DIRECTIONS:
Set down each line of the material that follows, exactly, with no pictures.
## Begin
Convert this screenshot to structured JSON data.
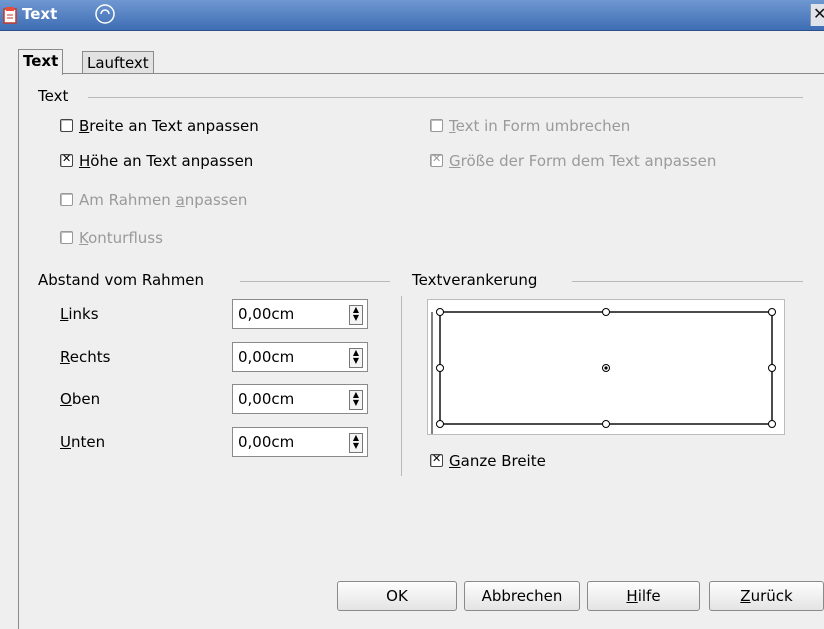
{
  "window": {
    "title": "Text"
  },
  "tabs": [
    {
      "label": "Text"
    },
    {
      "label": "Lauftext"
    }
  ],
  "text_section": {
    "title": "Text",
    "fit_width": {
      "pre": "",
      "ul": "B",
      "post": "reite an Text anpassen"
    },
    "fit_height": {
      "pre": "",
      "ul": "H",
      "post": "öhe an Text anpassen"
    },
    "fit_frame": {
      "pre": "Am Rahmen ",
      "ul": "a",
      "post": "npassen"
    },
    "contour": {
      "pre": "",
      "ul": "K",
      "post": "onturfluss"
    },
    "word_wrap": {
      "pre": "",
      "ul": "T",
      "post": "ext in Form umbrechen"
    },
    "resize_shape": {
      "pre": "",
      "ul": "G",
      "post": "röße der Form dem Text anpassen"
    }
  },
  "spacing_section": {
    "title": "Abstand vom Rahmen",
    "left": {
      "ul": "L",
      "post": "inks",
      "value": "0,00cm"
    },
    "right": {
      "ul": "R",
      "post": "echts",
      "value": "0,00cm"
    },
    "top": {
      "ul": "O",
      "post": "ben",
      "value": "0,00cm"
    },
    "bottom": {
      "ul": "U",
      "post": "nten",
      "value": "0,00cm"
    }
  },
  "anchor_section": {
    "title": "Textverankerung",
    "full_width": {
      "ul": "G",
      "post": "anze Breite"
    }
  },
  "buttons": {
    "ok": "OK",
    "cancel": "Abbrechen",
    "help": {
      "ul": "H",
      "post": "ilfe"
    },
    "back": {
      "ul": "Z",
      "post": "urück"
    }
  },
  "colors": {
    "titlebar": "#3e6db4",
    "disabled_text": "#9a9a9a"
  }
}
## End
ANSWER TO THE EXERCISE:
Convert this screenshot to structured JSON data.
{
  "window": {
    "title": "Text"
  },
  "tabs": [
    {
      "label": "Text"
    },
    {
      "label": "Lauftext"
    }
  ],
  "text_section": {
    "title": "Text",
    "fit_width": {
      "pre": "",
      "ul": "B",
      "post": "reite an Text anpassen"
    },
    "fit_height": {
      "pre": "",
      "ul": "H",
      "post": "öhe an Text anpassen"
    },
    "fit_frame": {
      "pre": "Am Rahmen ",
      "ul": "a",
      "post": "npassen"
    },
    "contour": {
      "pre": "",
      "ul": "K",
      "post": "onturfluss"
    },
    "word_wrap": {
      "pre": "",
      "ul": "T",
      "post": "ext in Form umbrechen"
    },
    "resize_shape": {
      "pre": "",
      "ul": "G",
      "post": "röße der Form dem Text anpassen"
    }
  },
  "spacing_section": {
    "title": "Abstand vom Rahmen",
    "left": {
      "ul": "L",
      "post": "inks",
      "value": "0,00cm"
    },
    "right": {
      "ul": "R",
      "post": "echts",
      "value": "0,00cm"
    },
    "top": {
      "ul": "O",
      "post": "ben",
      "value": "0,00cm"
    },
    "bottom": {
      "ul": "U",
      "post": "nten",
      "value": "0,00cm"
    }
  },
  "anchor_section": {
    "title": "Textverankerung",
    "full_width": {
      "ul": "G",
      "post": "anze Breite"
    }
  },
  "buttons": {
    "ok": "OK",
    "cancel": "Abbrechen",
    "help": {
      "ul": "H",
      "post": "ilfe"
    },
    "back": {
      "ul": "Z",
      "post": "urück"
    }
  },
  "colors": {
    "titlebar": "#3e6db4",
    "disabled_text": "#9a9a9a"
  }
}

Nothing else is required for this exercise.